- Data for this task:
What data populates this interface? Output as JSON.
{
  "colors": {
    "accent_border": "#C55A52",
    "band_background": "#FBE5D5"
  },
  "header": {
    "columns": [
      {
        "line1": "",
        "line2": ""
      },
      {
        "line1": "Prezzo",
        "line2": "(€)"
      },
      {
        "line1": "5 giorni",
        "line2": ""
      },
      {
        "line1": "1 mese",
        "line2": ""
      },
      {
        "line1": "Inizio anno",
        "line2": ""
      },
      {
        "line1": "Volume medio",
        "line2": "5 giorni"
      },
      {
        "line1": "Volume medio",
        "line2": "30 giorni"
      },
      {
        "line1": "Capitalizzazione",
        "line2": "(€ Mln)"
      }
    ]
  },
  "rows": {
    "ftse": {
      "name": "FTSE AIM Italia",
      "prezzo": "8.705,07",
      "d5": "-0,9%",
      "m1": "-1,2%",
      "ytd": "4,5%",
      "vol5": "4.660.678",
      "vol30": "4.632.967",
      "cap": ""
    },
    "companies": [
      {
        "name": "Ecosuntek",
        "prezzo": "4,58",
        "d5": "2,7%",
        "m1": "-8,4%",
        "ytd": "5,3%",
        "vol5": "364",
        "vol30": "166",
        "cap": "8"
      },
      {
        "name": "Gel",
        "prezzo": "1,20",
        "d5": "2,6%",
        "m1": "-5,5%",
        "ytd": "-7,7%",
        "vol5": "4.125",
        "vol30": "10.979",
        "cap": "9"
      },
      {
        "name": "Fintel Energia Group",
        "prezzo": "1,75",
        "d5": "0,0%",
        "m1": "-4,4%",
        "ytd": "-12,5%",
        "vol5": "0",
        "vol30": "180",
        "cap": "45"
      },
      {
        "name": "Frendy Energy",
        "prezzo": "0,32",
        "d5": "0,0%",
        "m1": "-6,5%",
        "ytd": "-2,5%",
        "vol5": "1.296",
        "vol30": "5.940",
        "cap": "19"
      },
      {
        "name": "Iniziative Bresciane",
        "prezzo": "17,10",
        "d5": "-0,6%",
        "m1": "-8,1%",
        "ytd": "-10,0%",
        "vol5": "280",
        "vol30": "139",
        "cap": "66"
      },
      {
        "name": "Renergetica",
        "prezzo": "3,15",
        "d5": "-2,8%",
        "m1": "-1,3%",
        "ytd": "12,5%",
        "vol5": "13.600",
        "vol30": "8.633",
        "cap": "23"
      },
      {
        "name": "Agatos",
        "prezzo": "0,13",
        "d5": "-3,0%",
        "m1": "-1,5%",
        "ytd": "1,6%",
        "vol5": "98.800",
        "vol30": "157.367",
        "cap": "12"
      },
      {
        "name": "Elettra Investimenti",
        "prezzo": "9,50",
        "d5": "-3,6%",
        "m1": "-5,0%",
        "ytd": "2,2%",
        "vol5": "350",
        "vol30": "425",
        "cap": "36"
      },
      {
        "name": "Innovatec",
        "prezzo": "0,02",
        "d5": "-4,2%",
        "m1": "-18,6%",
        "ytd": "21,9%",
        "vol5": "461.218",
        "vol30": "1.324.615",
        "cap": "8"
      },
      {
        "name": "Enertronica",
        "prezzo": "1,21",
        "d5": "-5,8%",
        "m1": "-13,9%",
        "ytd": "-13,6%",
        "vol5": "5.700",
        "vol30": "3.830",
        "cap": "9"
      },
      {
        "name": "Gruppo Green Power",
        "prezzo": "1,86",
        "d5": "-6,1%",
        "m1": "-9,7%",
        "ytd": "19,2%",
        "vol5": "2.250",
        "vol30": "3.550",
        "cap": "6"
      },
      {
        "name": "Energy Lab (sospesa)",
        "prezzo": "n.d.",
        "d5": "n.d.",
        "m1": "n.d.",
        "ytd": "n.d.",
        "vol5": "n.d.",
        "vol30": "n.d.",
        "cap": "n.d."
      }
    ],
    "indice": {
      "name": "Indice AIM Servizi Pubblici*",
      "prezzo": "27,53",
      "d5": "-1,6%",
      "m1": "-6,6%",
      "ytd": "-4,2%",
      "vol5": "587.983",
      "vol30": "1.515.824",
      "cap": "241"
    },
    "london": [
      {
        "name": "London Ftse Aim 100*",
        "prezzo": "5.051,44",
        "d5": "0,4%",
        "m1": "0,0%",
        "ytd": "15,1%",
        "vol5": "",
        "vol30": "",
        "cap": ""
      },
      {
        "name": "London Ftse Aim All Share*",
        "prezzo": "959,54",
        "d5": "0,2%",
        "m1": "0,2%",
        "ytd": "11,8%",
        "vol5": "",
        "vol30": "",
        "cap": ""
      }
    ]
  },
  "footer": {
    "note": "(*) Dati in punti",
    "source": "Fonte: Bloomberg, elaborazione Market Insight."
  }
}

- Set task:
Your task is to print all of the records exactly.

- Task response:
What data populates this interface? Output as JSON.
{
  "colors": {
    "accent_border": "#C55A52",
    "band_background": "#FBE5D5"
  },
  "header": {
    "columns": [
      {
        "line1": "",
        "line2": ""
      },
      {
        "line1": "Prezzo",
        "line2": "(€)"
      },
      {
        "line1": "5 giorni",
        "line2": ""
      },
      {
        "line1": "1 mese",
        "line2": ""
      },
      {
        "line1": "Inizio anno",
        "line2": ""
      },
      {
        "line1": "Volume medio",
        "line2": "5 giorni"
      },
      {
        "line1": "Volume medio",
        "line2": "30 giorni"
      },
      {
        "line1": "Capitalizzazione",
        "line2": "(€ Mln)"
      }
    ]
  },
  "rows": {
    "ftse": {
      "name": "FTSE AIM Italia",
      "prezzo": "8.705,07",
      "d5": "-0,9%",
      "m1": "-1,2%",
      "ytd": "4,5%",
      "vol5": "4.660.678",
      "vol30": "4.632.967",
      "cap": ""
    },
    "companies": [
      {
        "name": "Ecosuntek",
        "prezzo": "4,58",
        "d5": "2,7%",
        "m1": "-8,4%",
        "ytd": "5,3%",
        "vol5": "364",
        "vol30": "166",
        "cap": "8"
      },
      {
        "name": "Gel",
        "prezzo": "1,20",
        "d5": "2,6%",
        "m1": "-5,5%",
        "ytd": "-7,7%",
        "vol5": "4.125",
        "vol30": "10.979",
        "cap": "9"
      },
      {
        "name": "Fintel Energia Group",
        "prezzo": "1,75",
        "d5": "0,0%",
        "m1": "-4,4%",
        "ytd": "-12,5%",
        "vol5": "0",
        "vol30": "180",
        "cap": "45"
      },
      {
        "name": "Frendy Energy",
        "prezzo": "0,32",
        "d5": "0,0%",
        "m1": "-6,5%",
        "ytd": "-2,5%",
        "vol5": "1.296",
        "vol30": "5.940",
        "cap": "19"
      },
      {
        "name": "Iniziative Bresciane",
        "prezzo": "17,10",
        "d5": "-0,6%",
        "m1": "-8,1%",
        "ytd": "-10,0%",
        "vol5": "280",
        "vol30": "139",
        "cap": "66"
      },
      {
        "name": "Renergetica",
        "prezzo": "3,15",
        "d5": "-2,8%",
        "m1": "-1,3%",
        "ytd": "12,5%",
        "vol5": "13.600",
        "vol30": "8.633",
        "cap": "23"
      },
      {
        "name": "Agatos",
        "prezzo": "0,13",
        "d5": "-3,0%",
        "m1": "-1,5%",
        "ytd": "1,6%",
        "vol5": "98.800",
        "vol30": "157.367",
        "cap": "12"
      },
      {
        "name": "Elettra Investimenti",
        "prezzo": "9,50",
        "d5": "-3,6%",
        "m1": "-5,0%",
        "ytd": "2,2%",
        "vol5": "350",
        "vol30": "425",
        "cap": "36"
      },
      {
        "name": "Innovatec",
        "prezzo": "0,02",
        "d5": "-4,2%",
        "m1": "-18,6%",
        "ytd": "21,9%",
        "vol5": "461.218",
        "vol30": "1.324.615",
        "cap": "8"
      },
      {
        "name": "Enertronica",
        "prezzo": "1,21",
        "d5": "-5,8%",
        "m1": "-13,9%",
        "ytd": "-13,6%",
        "vol5": "5.700",
        "vol30": "3.830",
        "cap": "9"
      },
      {
        "name": "Gruppo Green Power",
        "prezzo": "1,86",
        "d5": "-6,1%",
        "m1": "-9,7%",
        "ytd": "19,2%",
        "vol5": "2.250",
        "vol30": "3.550",
        "cap": "6"
      },
      {
        "name": "Energy Lab (sospesa)",
        "prezzo": "n.d.",
        "d5": "n.d.",
        "m1": "n.d.",
        "ytd": "n.d.",
        "vol5": "n.d.",
        "vol30": "n.d.",
        "cap": "n.d."
      }
    ],
    "indice": {
      "name": "Indice AIM Servizi Pubblici*",
      "prezzo": "27,53",
      "d5": "-1,6%",
      "m1": "-6,6%",
      "ytd": "-4,2%",
      "vol5": "587.983",
      "vol30": "1.515.824",
      "cap": "241"
    },
    "london": [
      {
        "name": "London Ftse Aim 100*",
        "prezzo": "5.051,44",
        "d5": "0,4%",
        "m1": "0,0%",
        "ytd": "15,1%",
        "vol5": "",
        "vol30": "",
        "cap": ""
      },
      {
        "name": "London Ftse Aim All Share*",
        "prezzo": "959,54",
        "d5": "0,2%",
        "m1": "0,2%",
        "ytd": "11,8%",
        "vol5": "",
        "vol30": "",
        "cap": ""
      }
    ]
  },
  "footer": {
    "note": "(*) Dati in punti",
    "source": "Fonte: Bloomberg, elaborazione Market Insight."
  }
}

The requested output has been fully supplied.